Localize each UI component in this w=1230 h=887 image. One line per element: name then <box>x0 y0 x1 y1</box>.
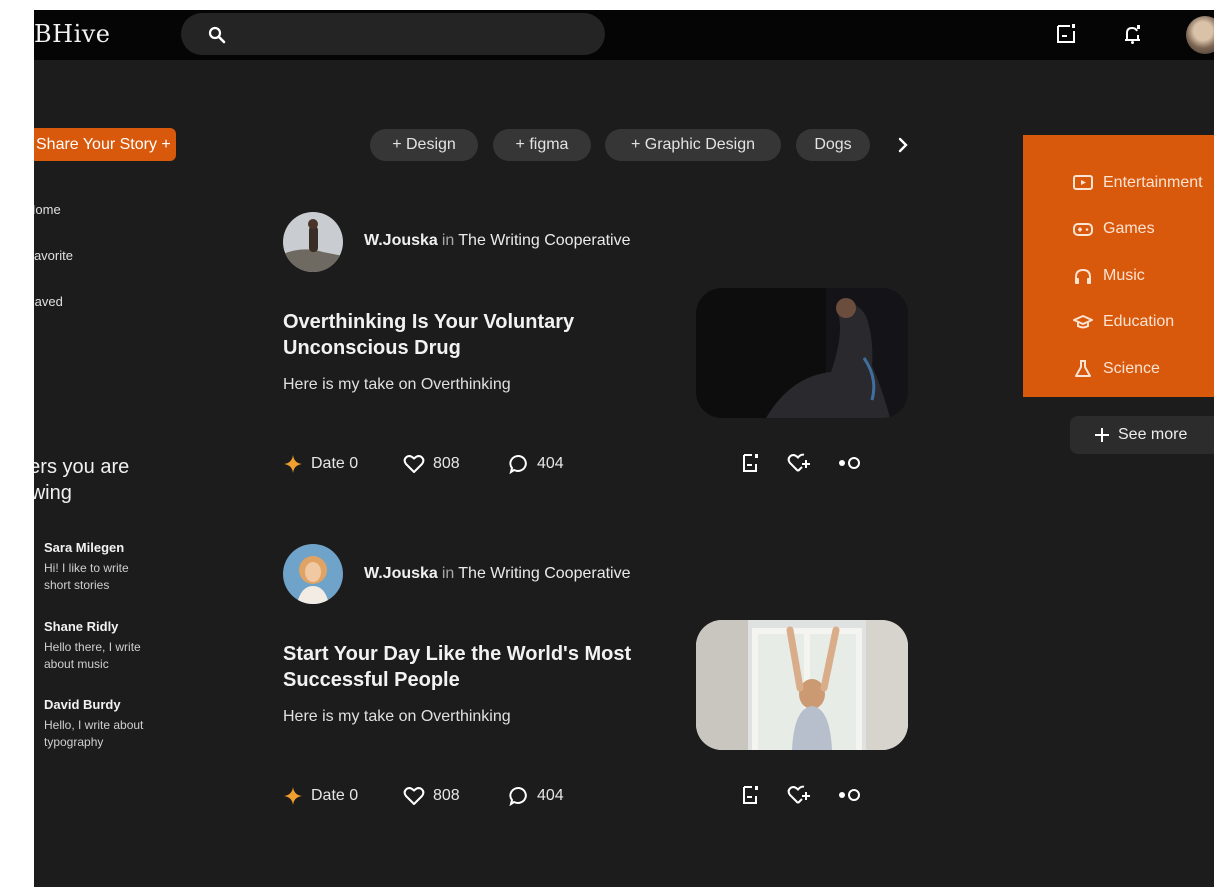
post-likes[interactable]: 808 <box>403 452 460 476</box>
post-comments-count: 404 <box>537 787 564 804</box>
tag-dogs[interactable]: Dogs <box>796 129 870 161</box>
chevron-right-icon[interactable] <box>896 135 910 155</box>
post-publication[interactable]: The Writing Cooperative <box>458 565 630 582</box>
heart-icon <box>403 787 425 805</box>
category-entertainment[interactable]: Entertainment <box>1073 171 1203 195</box>
category-games[interactable]: Games <box>1073 217 1155 241</box>
sidebar-item-favorite[interactable]: Favorite <box>34 248 73 263</box>
post-author-name[interactable]: W.Jouska <box>364 565 438 582</box>
more-options-icon[interactable] <box>837 452 863 474</box>
see-more-button[interactable]: See more <box>1070 416 1214 454</box>
post-thumbnail[interactable] <box>696 620 908 750</box>
plus-icon <box>1095 428 1109 442</box>
sparkle-icon <box>284 787 302 805</box>
comment-icon <box>509 787 527 806</box>
following-section-title: Writers you are following <box>34 456 130 504</box>
write-story-icon[interactable] <box>1054 22 1078 46</box>
post-thumbnail[interactable] <box>696 288 908 418</box>
post-author-avatar[interactable] <box>283 544 343 604</box>
post-date: Date 0 <box>283 784 358 808</box>
bookmark-add-icon[interactable] <box>741 784 761 806</box>
graduation-cap-icon <box>1073 315 1093 329</box>
post-publication[interactable]: The Writing Cooperative <box>458 232 630 249</box>
app-window: BHive Share Your Story + Home Favorite S… <box>34 10 1214 887</box>
see-more-label: See more <box>1118 426 1188 443</box>
post-comments[interactable]: 404 <box>509 452 564 476</box>
tag-figma[interactable]: + figma <box>493 129 591 161</box>
share-your-story-button[interactable]: Share Your Story + <box>34 128 176 161</box>
post-date: Date 0 <box>283 452 358 476</box>
heart-add-icon[interactable] <box>787 452 813 474</box>
follower-bio: Hello, I write about typography <box>44 718 144 749</box>
headphones-icon <box>1075 268 1091 284</box>
comment-icon <box>509 455 527 474</box>
search-icon <box>208 26 226 44</box>
post-meta-bar: Date 0 808 404 <box>283 452 903 476</box>
user-avatar[interactable] <box>1186 16 1214 54</box>
category-label: Music <box>1103 267 1145 284</box>
post-likes[interactable]: 808 <box>403 784 460 808</box>
app-logo[interactable]: BHive <box>34 20 111 48</box>
post-title[interactable]: Start Your Day Like the World's Most Suc… <box>283 641 703 693</box>
following-item[interactable]: Sara Milegen Hi! I like to write short s… <box>44 540 184 594</box>
category-label: Education <box>1103 313 1175 330</box>
post-comments-count: 404 <box>537 455 564 472</box>
post-author-avatar[interactable] <box>283 212 343 272</box>
category-science[interactable]: Science <box>1073 357 1160 381</box>
heart-icon <box>403 455 425 473</box>
follower-bio: Hello there, I write about music <box>44 640 141 671</box>
post-likes-count: 808 <box>433 787 460 804</box>
more-options-icon[interactable] <box>837 784 863 806</box>
categories-panel: Entertainment Games Music Education Scie… <box>1023 135 1214 397</box>
notification-bell-icon[interactable] <box>1121 22 1145 46</box>
post-meta-bar: Date 0 808 404 <box>283 784 903 808</box>
post-date-label: Date 0 <box>311 455 359 472</box>
search-input[interactable] <box>181 13 605 55</box>
follower-name: Sara Milegen <box>44 540 125 555</box>
category-label: Science <box>1103 360 1160 377</box>
sparkle-icon <box>284 455 302 473</box>
follower-bio: Hi! I like to write short stories <box>44 561 129 592</box>
heart-add-icon[interactable] <box>787 784 813 806</box>
tag-design[interactable]: + Design <box>370 129 478 161</box>
category-label: Entertainment <box>1103 174 1203 191</box>
bookmark-add-icon[interactable] <box>741 452 761 474</box>
following-item[interactable]: Shane Ridly Hello there, I write about m… <box>44 619 184 673</box>
tag-graphic-design[interactable]: + Graphic Design <box>605 129 781 161</box>
follower-name: David Burdy <box>44 697 121 712</box>
top-bar: BHive <box>34 10 1214 60</box>
post-title[interactable]: Overthinking Is Your Voluntary Unconscio… <box>283 309 683 361</box>
byline-in: in <box>441 565 455 582</box>
category-education[interactable]: Education <box>1073 310 1174 334</box>
post-subtitle: Here is my take on Overthinking <box>283 376 511 393</box>
sidebar-item-saved[interactable]: Saved <box>34 294 63 309</box>
post-byline: W.Jouska in The Writing Cooperative <box>364 232 631 250</box>
gamepad-icon <box>1073 223 1093 236</box>
post-comments[interactable]: 404 <box>509 784 564 808</box>
post-likes-count: 808 <box>433 455 460 472</box>
sidebar-item-home[interactable]: Home <box>34 202 61 217</box>
flask-icon <box>1075 360 1091 377</box>
post-byline: W.Jouska in The Writing Cooperative <box>364 565 631 583</box>
byline-in: in <box>441 232 455 249</box>
post-subtitle: Here is my take on Overthinking <box>283 708 511 725</box>
category-music[interactable]: Music <box>1073 264 1145 288</box>
follower-name: Shane Ridly <box>44 619 119 634</box>
post-author-name[interactable]: W.Jouska <box>364 232 438 249</box>
tv-icon <box>1073 175 1093 190</box>
post-date-label: Date 0 <box>311 787 359 804</box>
category-label: Games <box>1103 220 1155 237</box>
following-item[interactable]: David Burdy Hello, I write about typogra… <box>44 697 184 751</box>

# [TO BE DONE]
Write out the data above line for line, without changing anything, and leave the pictures out.

# [TASK OUTPUT]
Localize each UI component in this w=1230 h=887 image. One line per element: name then <box>x0 y0 x1 y1</box>.
post-likes[interactable]: 808 <box>403 452 460 476</box>
post-comments-count: 404 <box>537 787 564 804</box>
tag-dogs[interactable]: Dogs <box>796 129 870 161</box>
chevron-right-icon[interactable] <box>896 135 910 155</box>
post-publication[interactable]: The Writing Cooperative <box>458 565 630 582</box>
heart-icon <box>403 787 425 805</box>
category-entertainment[interactable]: Entertainment <box>1073 171 1203 195</box>
category-games[interactable]: Games <box>1073 217 1155 241</box>
sidebar-item-favorite[interactable]: Favorite <box>34 248 73 263</box>
post-author-name[interactable]: W.Jouska <box>364 565 438 582</box>
more-options-icon[interactable] <box>837 452 863 474</box>
see-more-button[interactable]: See more <box>1070 416 1214 454</box>
post-thumbnail[interactable] <box>696 620 908 750</box>
plus-icon <box>1095 428 1109 442</box>
sparkle-icon <box>284 787 302 805</box>
comment-icon <box>509 787 527 806</box>
following-section-title: Writers you are following <box>34 456 130 504</box>
write-story-icon[interactable] <box>1054 22 1078 46</box>
post-thumbnail[interactable] <box>696 288 908 418</box>
post-author-avatar[interactable] <box>283 544 343 604</box>
post-date: Date 0 <box>283 784 358 808</box>
bookmark-add-icon[interactable] <box>741 784 761 806</box>
graduation-cap-icon <box>1073 315 1093 329</box>
post-publication[interactable]: The Writing Cooperative <box>458 232 630 249</box>
app-window: BHive Share Your Story + Home Favorite S… <box>34 10 1214 887</box>
see-more-label: See more <box>1118 426 1188 443</box>
post-comments[interactable]: 404 <box>509 452 564 476</box>
tag-figma[interactable]: + figma <box>493 129 591 161</box>
share-your-story-button[interactable]: Share Your Story + <box>34 128 176 161</box>
post-date: Date 0 <box>283 452 358 476</box>
heart-add-icon[interactable] <box>787 452 813 474</box>
follower-bio: Hello, I write about typography <box>44 718 144 749</box>
headphones-icon <box>1075 268 1091 284</box>
comment-icon <box>509 455 527 474</box>
search-icon <box>208 26 226 44</box>
post-meta-bar: Date 0 808 404 <box>283 452 903 476</box>
user-avatar[interactable] <box>1186 16 1214 54</box>
category-label: Music <box>1103 267 1145 284</box>
post-likes[interactable]: 808 <box>403 784 460 808</box>
app-logo[interactable]: BHive <box>34 20 111 48</box>
post-title[interactable]: Start Your Day Like the World's Most Suc… <box>283 641 703 693</box>
following-item[interactable]: Sara Milegen Hi! I like to write short s… <box>44 540 184 594</box>
category-label: Education <box>1103 313 1175 330</box>
post-comments-count: 404 <box>537 455 564 472</box>
post-author-avatar[interactable] <box>283 212 343 272</box>
category-science[interactable]: Science <box>1073 357 1160 381</box>
heart-icon <box>403 455 425 473</box>
follower-bio: Hello there, I write about music <box>44 640 141 671</box>
post-likes-count: 808 <box>433 787 460 804</box>
more-options-icon[interactable] <box>837 784 863 806</box>
categories-panel: Entertainment Games Music Education Scie… <box>1023 135 1214 397</box>
notification-bell-icon[interactable] <box>1121 22 1145 46</box>
post-meta-bar: Date 0 808 404 <box>283 784 903 808</box>
post-date-label: Date 0 <box>311 455 359 472</box>
search-input[interactable] <box>181 13 605 55</box>
follower-name: Sara Milegen <box>44 540 125 555</box>
category-label: Science <box>1103 360 1160 377</box>
sparkle-icon <box>284 455 302 473</box>
follower-bio: Hi! I like to write short stories <box>44 561 129 592</box>
heart-add-icon[interactable] <box>787 784 813 806</box>
tag-design[interactable]: + Design <box>370 129 478 161</box>
category-label: Entertainment <box>1103 174 1203 191</box>
bookmark-add-icon[interactable] <box>741 452 761 474</box>
following-item[interactable]: Shane Ridly Hello there, I write about m… <box>44 619 184 673</box>
tag-graphic-design[interactable]: + Graphic Design <box>605 129 781 161</box>
follower-name: David Burdy <box>44 697 121 712</box>
top-bar: BHive <box>34 10 1214 60</box>
post-title[interactable]: Overthinking Is Your Voluntary Unconscio… <box>283 309 683 361</box>
byline-in: in <box>441 565 455 582</box>
category-education[interactable]: Education <box>1073 310 1174 334</box>
post-subtitle: Here is my take on Overthinking <box>283 376 511 393</box>
sidebar-item-saved[interactable]: Saved <box>34 294 63 309</box>
post-byline: W.Jouska in The Writing Cooperative <box>364 232 631 250</box>
gamepad-icon <box>1073 223 1093 236</box>
post-comments[interactable]: 404 <box>509 784 564 808</box>
post-likes-count: 808 <box>433 455 460 472</box>
sidebar-item-home[interactable]: Home <box>34 202 61 217</box>
flask-icon <box>1075 360 1091 377</box>
post-byline: W.Jouska in The Writing Cooperative <box>364 565 631 583</box>
byline-in: in <box>441 232 455 249</box>
post-subtitle: Here is my take on Overthinking <box>283 708 511 725</box>
category-music[interactable]: Music <box>1073 264 1145 288</box>
follower-name: Shane Ridly <box>44 619 119 634</box>
post-author-name[interactable]: W.Jouska <box>364 232 438 249</box>
tv-icon <box>1073 175 1093 190</box>
post-date-label: Date 0 <box>311 787 359 804</box>
category-label: Games <box>1103 220 1155 237</box>
following-item[interactable]: David Burdy Hello, I write about typogra… <box>44 697 184 751</box>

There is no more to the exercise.